* **Required action**
Scan the entries below for the word "doit", then copy each line that holds it.
----
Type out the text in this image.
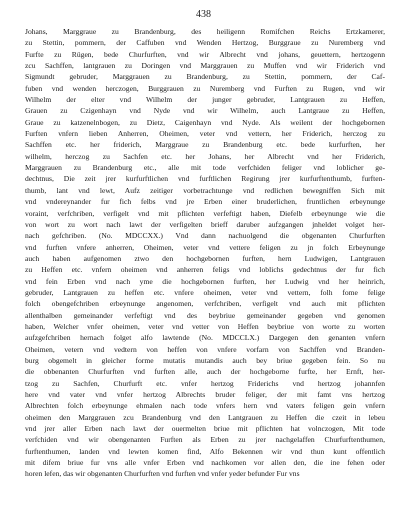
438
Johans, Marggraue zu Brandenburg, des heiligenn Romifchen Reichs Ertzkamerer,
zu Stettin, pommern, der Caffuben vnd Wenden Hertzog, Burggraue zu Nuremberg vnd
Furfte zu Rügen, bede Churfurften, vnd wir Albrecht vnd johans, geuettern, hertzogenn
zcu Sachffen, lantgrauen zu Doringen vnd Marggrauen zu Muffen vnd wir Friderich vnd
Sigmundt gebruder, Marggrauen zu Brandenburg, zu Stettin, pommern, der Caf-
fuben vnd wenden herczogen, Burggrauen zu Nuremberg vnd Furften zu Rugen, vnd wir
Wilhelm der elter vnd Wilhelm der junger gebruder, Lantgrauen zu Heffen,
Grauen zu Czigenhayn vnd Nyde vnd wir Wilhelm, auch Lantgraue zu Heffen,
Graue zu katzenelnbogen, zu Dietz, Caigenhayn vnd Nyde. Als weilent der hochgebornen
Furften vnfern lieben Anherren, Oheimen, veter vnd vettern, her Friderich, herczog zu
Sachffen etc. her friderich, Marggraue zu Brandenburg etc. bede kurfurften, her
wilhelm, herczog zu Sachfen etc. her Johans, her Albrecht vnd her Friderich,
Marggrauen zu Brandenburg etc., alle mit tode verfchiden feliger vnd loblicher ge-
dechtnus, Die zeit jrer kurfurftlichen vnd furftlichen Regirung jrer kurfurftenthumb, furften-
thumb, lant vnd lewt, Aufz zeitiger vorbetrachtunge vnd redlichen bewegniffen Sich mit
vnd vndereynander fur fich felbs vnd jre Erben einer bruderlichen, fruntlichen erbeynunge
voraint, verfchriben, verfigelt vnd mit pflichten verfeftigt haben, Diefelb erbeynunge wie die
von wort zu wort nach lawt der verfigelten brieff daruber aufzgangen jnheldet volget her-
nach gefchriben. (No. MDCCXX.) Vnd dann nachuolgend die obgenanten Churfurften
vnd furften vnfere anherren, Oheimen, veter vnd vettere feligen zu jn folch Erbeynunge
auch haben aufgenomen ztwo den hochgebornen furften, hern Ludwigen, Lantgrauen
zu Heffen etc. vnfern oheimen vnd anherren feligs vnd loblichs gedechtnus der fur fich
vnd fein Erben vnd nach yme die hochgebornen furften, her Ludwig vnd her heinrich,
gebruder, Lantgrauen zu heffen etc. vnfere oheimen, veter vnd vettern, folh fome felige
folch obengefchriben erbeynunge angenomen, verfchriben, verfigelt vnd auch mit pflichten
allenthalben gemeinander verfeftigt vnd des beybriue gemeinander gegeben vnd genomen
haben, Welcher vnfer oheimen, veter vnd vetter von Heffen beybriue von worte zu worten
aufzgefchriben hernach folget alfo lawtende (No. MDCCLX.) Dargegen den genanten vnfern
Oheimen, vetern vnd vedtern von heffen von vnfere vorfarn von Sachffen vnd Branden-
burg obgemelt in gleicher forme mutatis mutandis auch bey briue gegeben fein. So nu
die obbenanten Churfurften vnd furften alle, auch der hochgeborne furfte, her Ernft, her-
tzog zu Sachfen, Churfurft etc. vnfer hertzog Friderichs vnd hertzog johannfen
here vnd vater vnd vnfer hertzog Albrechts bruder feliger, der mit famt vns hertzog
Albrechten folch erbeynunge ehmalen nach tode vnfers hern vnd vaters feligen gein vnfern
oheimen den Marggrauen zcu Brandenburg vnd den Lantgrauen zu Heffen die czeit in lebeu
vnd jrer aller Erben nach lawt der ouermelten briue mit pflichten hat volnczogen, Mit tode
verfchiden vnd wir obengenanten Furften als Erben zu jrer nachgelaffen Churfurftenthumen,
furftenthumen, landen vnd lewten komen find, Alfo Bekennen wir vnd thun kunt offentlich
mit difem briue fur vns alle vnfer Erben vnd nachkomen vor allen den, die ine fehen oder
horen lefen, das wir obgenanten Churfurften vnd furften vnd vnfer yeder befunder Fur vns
----
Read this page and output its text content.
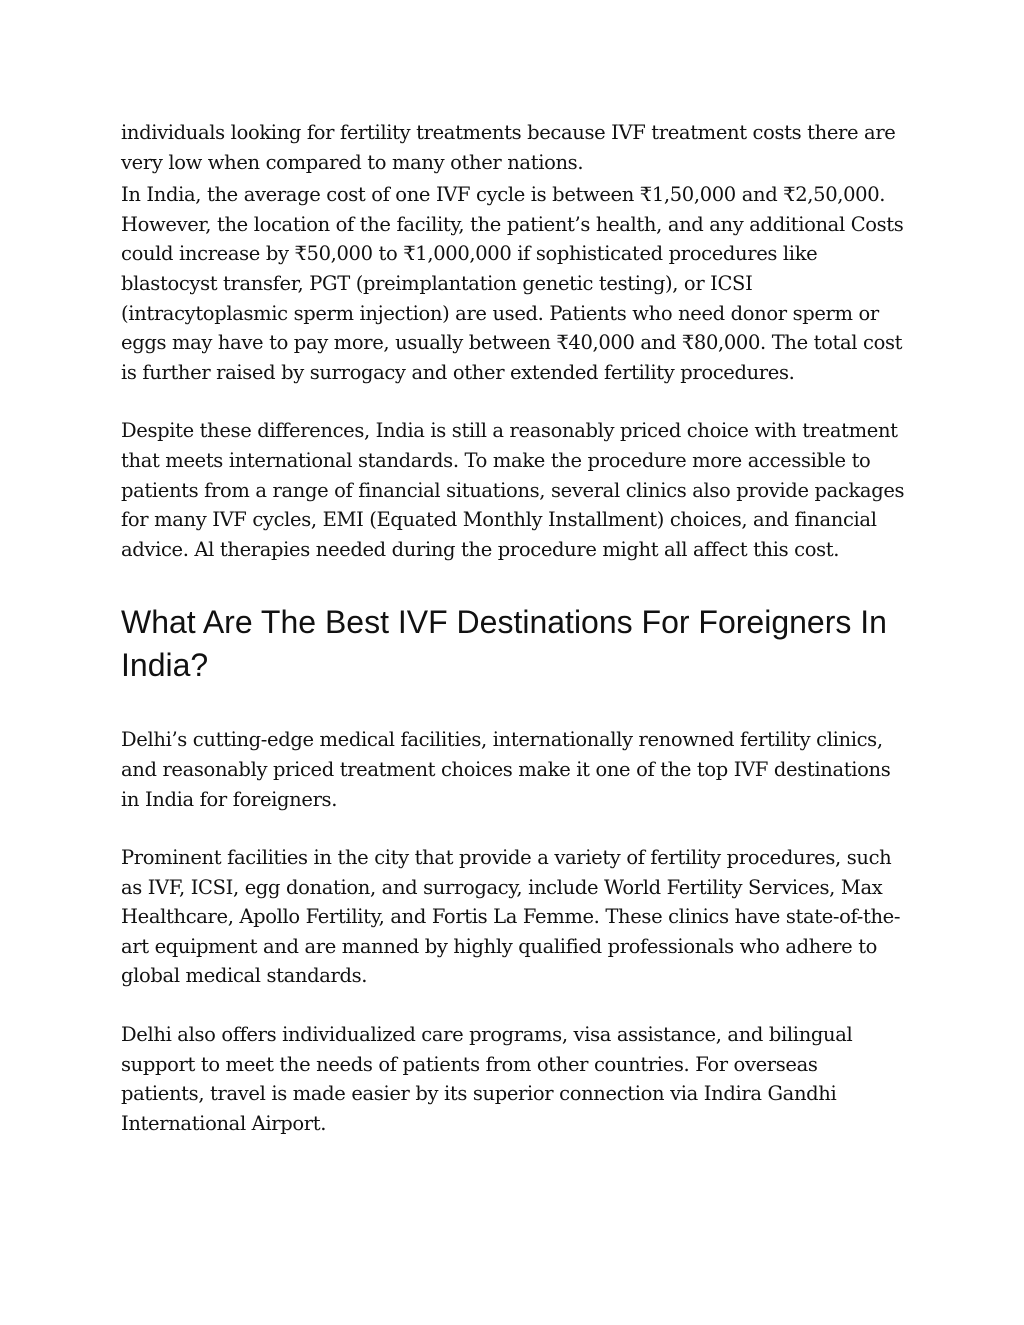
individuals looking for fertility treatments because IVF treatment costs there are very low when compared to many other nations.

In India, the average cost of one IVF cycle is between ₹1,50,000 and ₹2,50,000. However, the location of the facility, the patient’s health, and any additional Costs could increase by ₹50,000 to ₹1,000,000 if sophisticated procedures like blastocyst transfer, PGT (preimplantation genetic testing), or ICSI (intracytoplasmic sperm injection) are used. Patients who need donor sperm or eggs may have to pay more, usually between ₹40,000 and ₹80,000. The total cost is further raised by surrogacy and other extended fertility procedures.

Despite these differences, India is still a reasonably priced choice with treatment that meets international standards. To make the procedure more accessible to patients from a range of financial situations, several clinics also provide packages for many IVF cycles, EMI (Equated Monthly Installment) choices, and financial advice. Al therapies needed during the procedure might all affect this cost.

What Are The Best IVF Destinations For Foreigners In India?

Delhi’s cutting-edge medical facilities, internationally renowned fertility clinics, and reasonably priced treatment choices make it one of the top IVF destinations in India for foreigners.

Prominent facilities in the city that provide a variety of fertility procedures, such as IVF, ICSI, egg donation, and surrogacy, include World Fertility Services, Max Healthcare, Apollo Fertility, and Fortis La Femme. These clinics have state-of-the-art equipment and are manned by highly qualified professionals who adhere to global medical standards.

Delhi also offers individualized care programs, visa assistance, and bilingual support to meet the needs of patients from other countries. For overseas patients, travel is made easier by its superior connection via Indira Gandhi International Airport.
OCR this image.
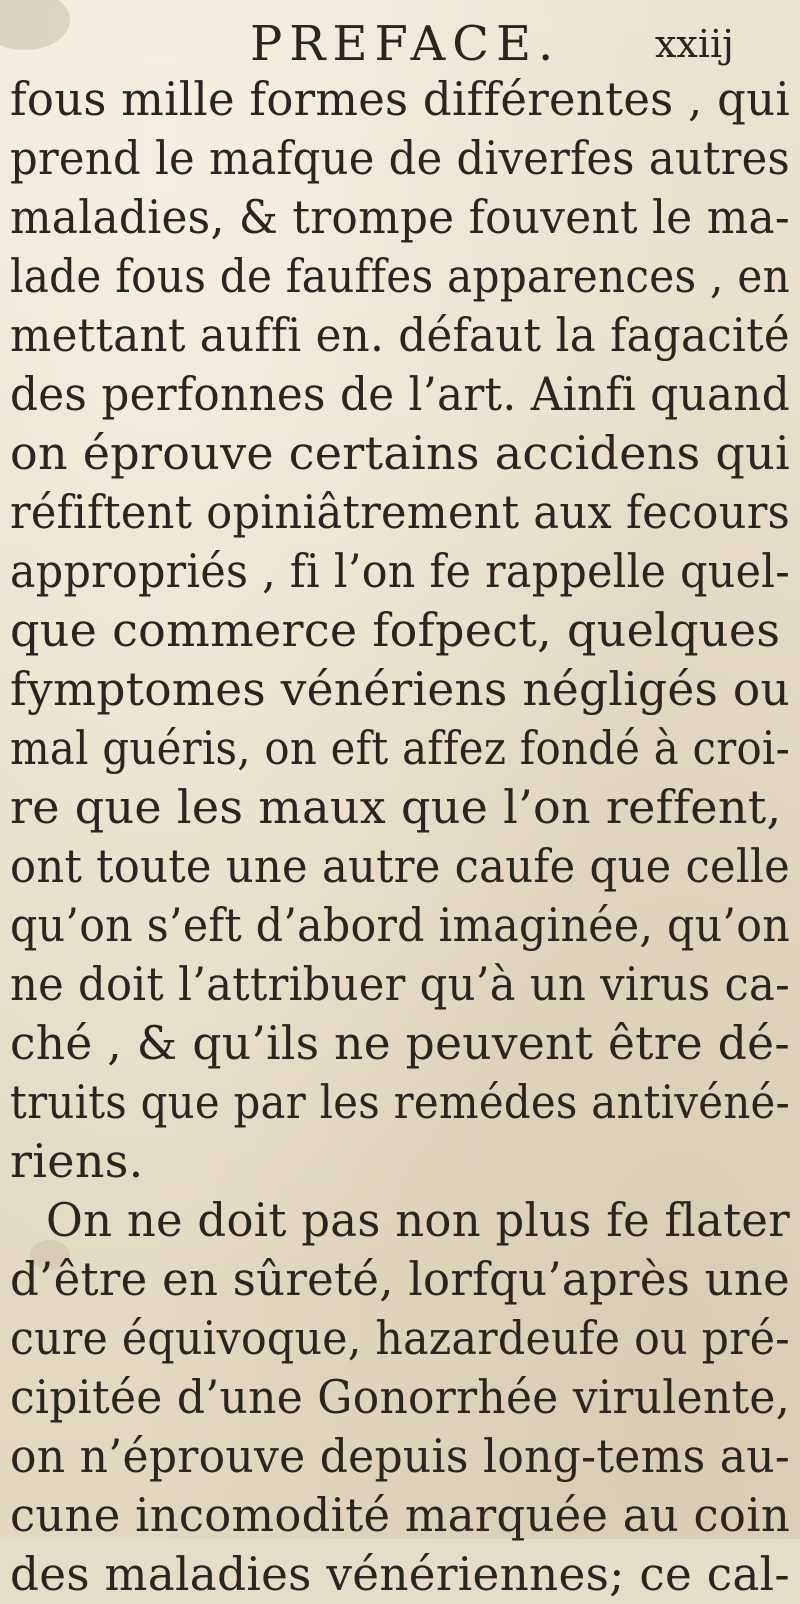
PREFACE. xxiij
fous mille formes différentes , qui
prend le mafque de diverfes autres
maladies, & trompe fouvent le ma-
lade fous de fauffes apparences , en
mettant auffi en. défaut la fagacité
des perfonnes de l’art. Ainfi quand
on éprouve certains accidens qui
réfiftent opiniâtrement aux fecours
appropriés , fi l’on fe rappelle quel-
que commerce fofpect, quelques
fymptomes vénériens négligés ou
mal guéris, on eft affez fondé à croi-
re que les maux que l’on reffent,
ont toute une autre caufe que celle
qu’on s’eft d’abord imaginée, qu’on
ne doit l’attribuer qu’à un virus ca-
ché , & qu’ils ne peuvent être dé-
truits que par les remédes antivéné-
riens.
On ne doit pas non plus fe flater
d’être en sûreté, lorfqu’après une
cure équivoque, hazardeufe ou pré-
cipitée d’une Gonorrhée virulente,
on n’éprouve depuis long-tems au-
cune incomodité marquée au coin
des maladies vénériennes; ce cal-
----
* **Answer space**
ne doit l’attribuer qu’à un virus ca-
On ne doit pas non plus fe flater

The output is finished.